- [Excerpted records]:
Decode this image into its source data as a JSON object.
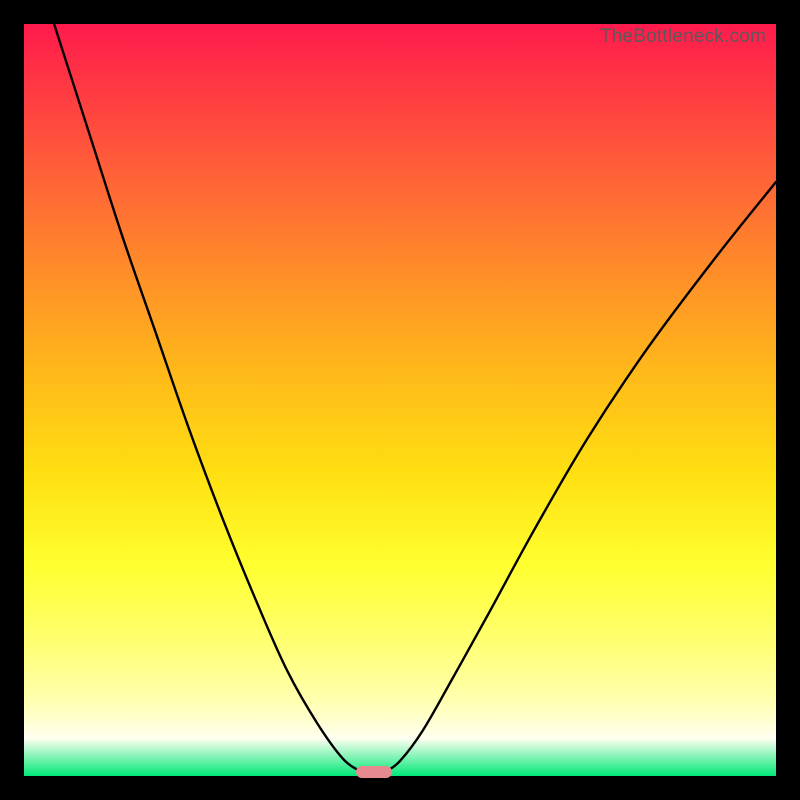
{
  "watermark": "TheBottleneck.com",
  "chart_data": {
    "type": "line",
    "title": "",
    "xlabel": "",
    "ylabel": "",
    "xlim": [
      0,
      100
    ],
    "ylim": [
      0,
      100
    ],
    "series": [
      {
        "name": "left-branch",
        "x": [
          4,
          8.5,
          13,
          17.5,
          22,
          26.5,
          31,
          35,
          39,
          42.5,
          45
        ],
        "values": [
          100,
          86,
          72,
          59,
          46,
          34,
          23,
          14,
          7,
          2.2,
          0.5
        ]
      },
      {
        "name": "right-branch",
        "x": [
          48,
          50,
          53,
          57,
          62,
          68,
          75,
          83,
          92,
          100
        ],
        "values": [
          0.5,
          2,
          6,
          13,
          22,
          33,
          45,
          57,
          69,
          79
        ]
      }
    ],
    "background_gradient": {
      "top": "#ff1a4d",
      "mid": "#ffe012",
      "bottom": "#00e878"
    },
    "marker": {
      "x": 46.5,
      "y": 0.5,
      "color": "#e68a8f"
    }
  }
}
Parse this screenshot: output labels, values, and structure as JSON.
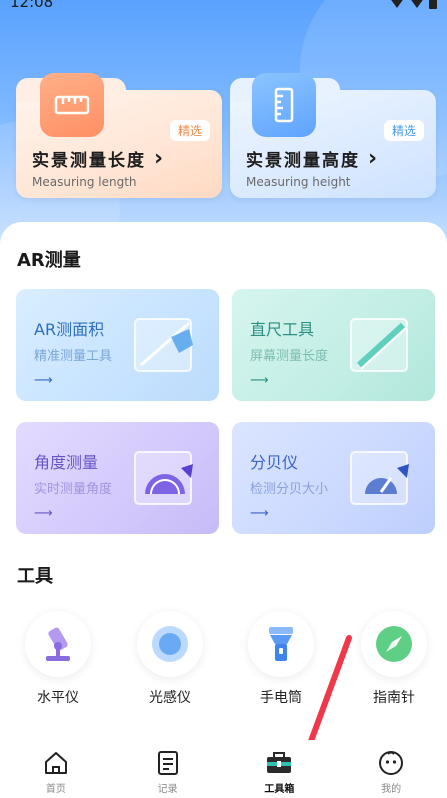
{
  "status_bar": {
    "time": "12:08"
  },
  "measure_cards": [
    {
      "title": "实景测量长度",
      "subtitle": "Measuring length",
      "badge": "精选",
      "chevron": "›",
      "icon": "ruler-icon"
    },
    {
      "title": "实景测量高度",
      "subtitle": "Measuring height",
      "badge": "精选",
      "chevron": "›",
      "icon": "height-ruler-icon"
    }
  ],
  "ar_section": {
    "title": "AR测量",
    "cards": [
      {
        "title": "AR测面积",
        "subtitle": "精准测量工具",
        "arrow": "⟶",
        "icon": "area-icon"
      },
      {
        "title": "直尺工具",
        "subtitle": "屏幕测量长度",
        "arrow": "⟶",
        "icon": "ruler-tool-icon"
      },
      {
        "title": "角度测量",
        "subtitle": "实时测量角度",
        "arrow": "⟶",
        "icon": "protractor-icon"
      },
      {
        "title": "分贝仪",
        "subtitle": "检测分贝大小",
        "arrow": "⟶",
        "icon": "decibel-icon"
      }
    ]
  },
  "tools_section": {
    "title": "工具",
    "items": [
      {
        "label": "水平仪",
        "icon": "level-icon"
      },
      {
        "label": "光感仪",
        "icon": "light-sensor-icon"
      },
      {
        "label": "手电筒",
        "icon": "flashlight-icon"
      },
      {
        "label": "指南针",
        "icon": "compass-icon"
      }
    ]
  },
  "bottom_nav": {
    "items": [
      {
        "label": "首页",
        "icon": "home-icon"
      },
      {
        "label": "记录",
        "icon": "record-icon"
      },
      {
        "label": "工具箱",
        "icon": "toolbox-icon",
        "active": true
      },
      {
        "label": "我的",
        "icon": "profile-icon"
      }
    ]
  },
  "colors": {
    "hero_top": "#5aa2ff",
    "length_accent": "#ff8f63",
    "height_accent": "#5ea4ff",
    "active_nav": "#111111",
    "annotation_arrow": "#f0384a"
  }
}
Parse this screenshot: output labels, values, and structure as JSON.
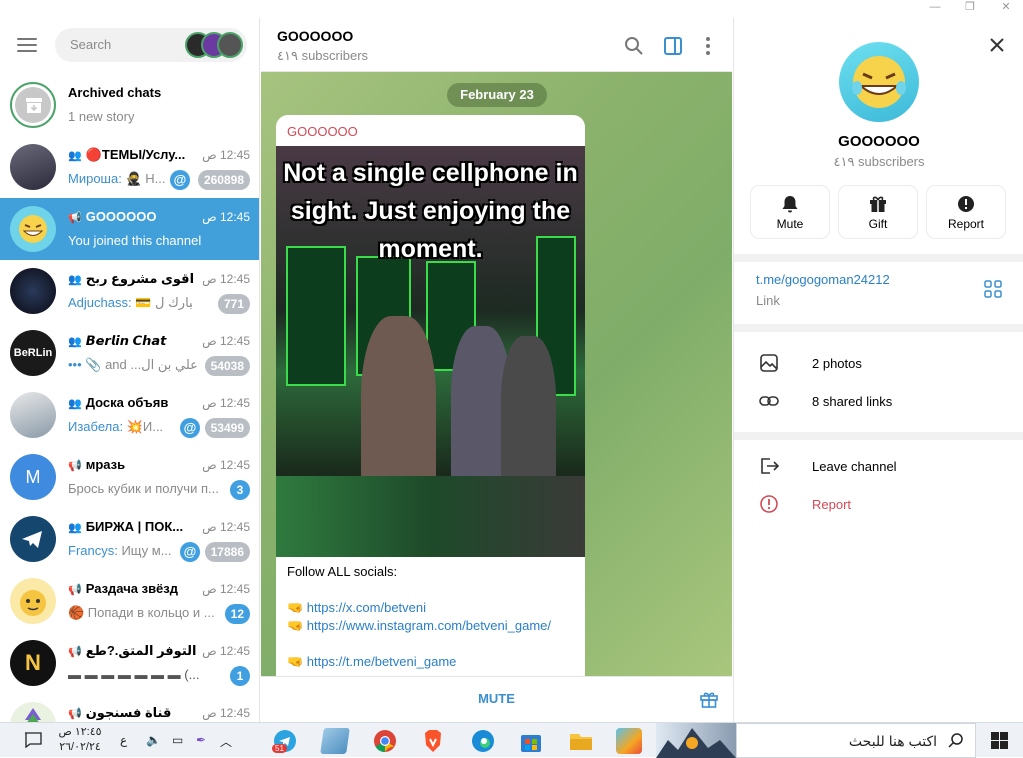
{
  "window": {
    "minimize": "—",
    "maximize": "❐",
    "close": "✕"
  },
  "sidebar": {
    "search_placeholder": "Search",
    "chats": [
      {
        "name": "Archived chats",
        "time": "",
        "preview_who": "",
        "preview": "1 new story",
        "badge": "",
        "avatar": "archive",
        "kind": "archive"
      },
      {
        "name": "🔴ТЕМЫ/Услу...",
        "time": "12:45 ص",
        "preview_who": "Мироша:",
        "preview": " 🥷 Н...",
        "badge": "260898",
        "mention": true,
        "avatar": "photo",
        "kind": "group"
      },
      {
        "name": "GOOOOOO",
        "time": "12:45 ص",
        "preview_who": "",
        "preview": "You joined this channel",
        "badge": "",
        "avatar": "laugh",
        "kind": "channel",
        "active": true
      },
      {
        "name": "اقوى مشروع ربح ...",
        "time": "12:45 ص",
        "preview_who": "Adjuchass:",
        "preview": " 💳 مبارك ل ...",
        "badge": "771",
        "avatar": "dark",
        "kind": "group"
      },
      {
        "name": "𝘽𝙚𝙧𝙡𝙞𝙣 𝘾𝙝𝙖𝙩",
        "time": "12:45 ص",
        "preview_who": "•••",
        "preview": " 📎 and ...علي بن ال",
        "badge": "54038",
        "avatar": "berlin",
        "kind": "group"
      },
      {
        "name": "Доска объяв",
        "time": "12:45 ص",
        "preview_who": "Изабела:",
        "preview": " 💥И...",
        "badge": "53499",
        "mention": true,
        "avatar": "hands",
        "kind": "group"
      },
      {
        "name": "мразь",
        "time": "12:45 ص",
        "preview_who": "",
        "preview": "Брось кубик и получи п...",
        "badge": "3",
        "badge_blue": true,
        "avatar": "M",
        "kind": "channel"
      },
      {
        "name": "БИРЖА | ПОК...",
        "time": "12:45 ص",
        "preview_who": "Francys:",
        "preview": " Ищу м...",
        "badge": "17886",
        "mention": true,
        "avatar": "telegram",
        "kind": "group"
      },
      {
        "name": "Раздача звёзд",
        "time": "12:45 ص",
        "preview_who": "",
        "preview": "🏀 Попади в кольцо и ...",
        "badge": "12",
        "badge_blue": true,
        "avatar": "cartoon",
        "kind": "channel"
      },
      {
        "name": "التوفر المتق.?طع ...",
        "time": "12:45 ص",
        "preview_who": "",
        "preview": "▬ ▬ ▬ ▬ ▬ ▬ ▬ (...",
        "badge": "1",
        "badge_blue": true,
        "avatar": "number",
        "kind": "channel"
      },
      {
        "name": "قناة فسنجون",
        "time": "12:45 ص",
        "preview_who": "",
        "preview": "",
        "badge": "",
        "avatar": "tree",
        "kind": "channel"
      }
    ]
  },
  "chat": {
    "title": "GOOOOOO",
    "subtitle": "٤١٩ subscribers",
    "date": "February 23",
    "post_author": "GOOOOOO",
    "photo_caption": "Not a single cellphone in sight. Just enjoying the moment.",
    "text": "Follow ALL socials:",
    "links": [
      "🤜 https://x.com/betveni",
      "🤜  https://www.instagram.com/betveni_game/",
      "🤜 https://t.me/betveni_game"
    ],
    "mute_label": "MUTE"
  },
  "profile": {
    "name": "GOOOOOO",
    "subtitle": "٤١٩ subscribers",
    "actions": [
      "Mute",
      "Gift",
      "Report"
    ],
    "link": "t.me/gogogoman24212",
    "link_label": "Link",
    "media": [
      "2 photos",
      "8 shared links"
    ],
    "leave": "Leave channel",
    "report": "Report"
  },
  "taskbar": {
    "search_placeholder": "اكتب هنا للبحث",
    "time": "١٢:٤٥ ص",
    "date": "٢٦/٠٢/٢٤",
    "lang": "ع",
    "telegram_badge": "51"
  },
  "colors": {
    "accent": "#419fd9",
    "danger": "#d24a55",
    "link": "#2a7fc8"
  }
}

- [Aim of the task]: Respond with the number of lines containing "Measuring" and no additional words.

- [Output below]: 2